*YOUR INSTRUCTIONS*.
Gather the lines below that include the string "JSON", copying each in full.

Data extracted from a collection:

____________

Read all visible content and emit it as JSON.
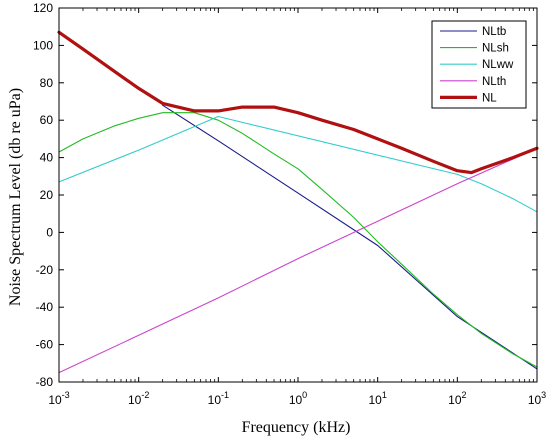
{
  "chart_data": {
    "type": "line",
    "title": "",
    "xlabel": "Frequency (kHz)",
    "ylabel": "Noise Spectrum Level (db re uPa)",
    "x_scale": "log",
    "xlim": [
      0.001,
      1000
    ],
    "ylim": [
      -80,
      120
    ],
    "grid": false,
    "legend_position": "top-right",
    "x_ticks": [
      {
        "value": 0.001,
        "base": "10",
        "exp": "-3"
      },
      {
        "value": 0.01,
        "base": "10",
        "exp": "-2"
      },
      {
        "value": 0.1,
        "base": "10",
        "exp": "-1"
      },
      {
        "value": 1,
        "base": "10",
        "exp": "0"
      },
      {
        "value": 10,
        "base": "10",
        "exp": "1"
      },
      {
        "value": 100,
        "base": "10",
        "exp": "2"
      },
      {
        "value": 1000,
        "base": "10",
        "exp": "3"
      }
    ],
    "y_ticks": [
      -80,
      -60,
      -40,
      -20,
      0,
      20,
      40,
      60,
      80,
      100,
      120
    ],
    "series": [
      {
        "name": "NLtb",
        "color": "#1a1a8c",
        "line_style": "thin",
        "x": [
          0.02,
          0.1,
          1,
          10,
          100,
          1000
        ],
        "y": [
          68,
          49,
          21,
          -7,
          -45,
          -73
        ]
      },
      {
        "name": "NLsh",
        "color": "#22bb22",
        "line_style": "thin",
        "x": [
          0.001,
          0.002,
          0.005,
          0.01,
          0.02,
          0.05,
          0.1,
          0.2,
          0.5,
          1,
          2,
          5,
          10,
          20,
          50,
          100,
          200,
          500,
          1000
        ],
        "y": [
          43,
          50,
          57,
          61,
          64,
          64,
          60,
          53,
          42,
          34,
          23,
          8,
          -5,
          -17,
          -33,
          -44,
          -54,
          -65,
          -72
        ]
      },
      {
        "name": "NLww",
        "color": "#33cccc",
        "line_style": "thin",
        "x": [
          0.001,
          0.01,
          0.1,
          100,
          200,
          500,
          1000
        ],
        "y": [
          27,
          44,
          62,
          31,
          26,
          18,
          11
        ]
      },
      {
        "name": "NLth",
        "color": "#cc44cc",
        "line_style": "thin",
        "x": [
          0.001,
          0.01,
          0.1,
          1,
          10,
          100,
          1000
        ],
        "y": [
          -75,
          -55,
          -35,
          -14,
          6,
          26,
          45
        ]
      },
      {
        "name": "NL",
        "color": "#b01010",
        "line_style": "thick",
        "x": [
          0.001,
          0.002,
          0.005,
          0.01,
          0.02,
          0.05,
          0.1,
          0.2,
          0.5,
          1,
          2,
          5,
          10,
          20,
          50,
          100,
          150,
          200,
          500,
          1000
        ],
        "y": [
          107,
          98,
          86,
          77,
          69,
          65,
          65,
          67,
          67,
          64,
          60,
          55,
          50,
          45,
          38,
          33,
          32,
          34,
          40,
          45
        ]
      }
    ]
  }
}
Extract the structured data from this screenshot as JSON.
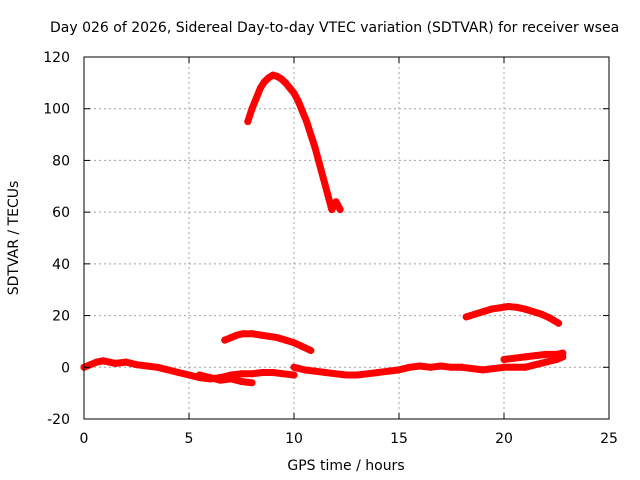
{
  "chart_data": {
    "type": "scatter",
    "title": "Day 026 of 2026, Sidereal Day-to-day VTEC variation (SDTVAR) for receiver wsea",
    "xlabel": "GPS time / hours",
    "ylabel": "SDTVAR / TECUs",
    "xlim": [
      0,
      25
    ],
    "ylim": [
      -20,
      120
    ],
    "xticks": [
      0,
      5,
      10,
      15,
      20,
      25
    ],
    "yticks": [
      -20,
      0,
      20,
      40,
      60,
      80,
      100,
      120
    ],
    "x_tick_labels": [
      "0",
      "5",
      "10",
      "15",
      "20",
      "25"
    ],
    "y_tick_labels": [
      "-20",
      "0",
      "20",
      "40",
      "60",
      "80",
      "100",
      "120"
    ],
    "grid": true,
    "legend": "none",
    "color": "#ff0000",
    "series": [
      {
        "name": "track-high-arc",
        "x": [
          7.8,
          8.0,
          8.2,
          8.4,
          8.6,
          8.8,
          9.0,
          9.2,
          9.4,
          9.6,
          9.8,
          10.0,
          10.2,
          10.4,
          10.6,
          10.8,
          11.0,
          11.2,
          11.4,
          11.6,
          11.8,
          12.0,
          12.2
        ],
        "y": [
          95,
          100,
          104,
          108,
          110.5,
          112,
          113,
          112.5,
          111.5,
          110,
          108,
          106,
          103,
          99,
          95,
          90,
          85,
          79,
          73,
          67,
          61,
          64,
          61
        ]
      },
      {
        "name": "track-hump-7-11",
        "x": [
          6.7,
          7.0,
          7.3,
          7.6,
          8.0,
          8.4,
          8.8,
          9.2,
          9.6,
          10.0,
          10.4,
          10.8
        ],
        "y": [
          10.5,
          11.5,
          12.5,
          13,
          13,
          12.5,
          12,
          11.5,
          10.5,
          9.5,
          8,
          6.5
        ]
      },
      {
        "name": "track-hump-18-23",
        "x": [
          18.2,
          18.6,
          19.0,
          19.4,
          19.8,
          20.2,
          20.6,
          21.0,
          21.4,
          21.8,
          22.2,
          22.6
        ],
        "y": [
          19.5,
          20.5,
          21.5,
          22.5,
          23,
          23.5,
          23.2,
          22.5,
          21.5,
          20.5,
          19,
          17
        ]
      },
      {
        "name": "track-base-0-10",
        "x": [
          0,
          0.3,
          0.6,
          0.9,
          1.2,
          1.5,
          2.0,
          2.5,
          3.0,
          3.5,
          4.0,
          4.5,
          5.0,
          5.5,
          6.0,
          6.5,
          7.0,
          7.5,
          8.0,
          8.5,
          9.0,
          9.5,
          10.0
        ],
        "y": [
          0,
          1,
          2,
          2.5,
          2,
          1.5,
          2,
          1,
          0.5,
          0,
          -1,
          -2,
          -3,
          -4,
          -4.5,
          -4,
          -3,
          -2.5,
          -2.5,
          -2,
          -2,
          -2.5,
          -3
        ]
      },
      {
        "name": "track-dip-5-8",
        "x": [
          5.5,
          6.0,
          6.5,
          7.0,
          7.5,
          8.0
        ],
        "y": [
          -3,
          -4,
          -5,
          -4.5,
          -5.5,
          -6
        ]
      },
      {
        "name": "track-base-10-18",
        "x": [
          10.0,
          10.5,
          11.0,
          11.5,
          12.0,
          12.5,
          13.0,
          13.5,
          14.0,
          14.5,
          15.0,
          15.5,
          16.0,
          16.5,
          17.0,
          17.5,
          18.0
        ],
        "y": [
          0,
          -1,
          -1.5,
          -2,
          -2.5,
          -3,
          -3,
          -2.5,
          -2,
          -1.5,
          -1,
          0,
          0.5,
          0,
          0.5,
          0,
          0
        ]
      },
      {
        "name": "track-base-18-23",
        "x": [
          18.0,
          18.5,
          19.0,
          19.5,
          20.0,
          20.5,
          21.0,
          21.5,
          22.0,
          22.5,
          22.8
        ],
        "y": [
          0,
          -0.5,
          -1,
          -0.5,
          0,
          0,
          0,
          1,
          2,
          3,
          4
        ]
      },
      {
        "name": "track-rise-20-23",
        "x": [
          20.0,
          20.5,
          21.0,
          21.5,
          22.0,
          22.5,
          22.8
        ],
        "y": [
          3,
          3.5,
          4,
          4.5,
          5,
          5,
          5.5
        ]
      }
    ]
  }
}
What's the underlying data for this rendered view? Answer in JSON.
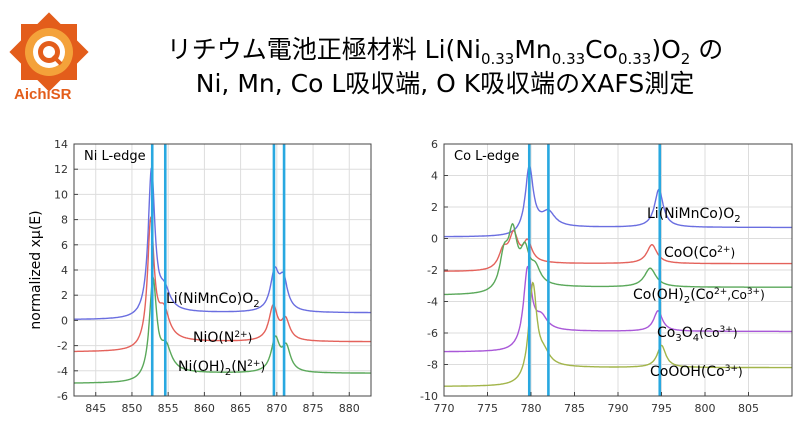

____________

*OUTPUT FOR THIS TASK*.
Read all visible content and emit it as JSON.
Extract the structured data from this screenshot as JSON.
What's the underlying data for this rendered view? Answer in JSON.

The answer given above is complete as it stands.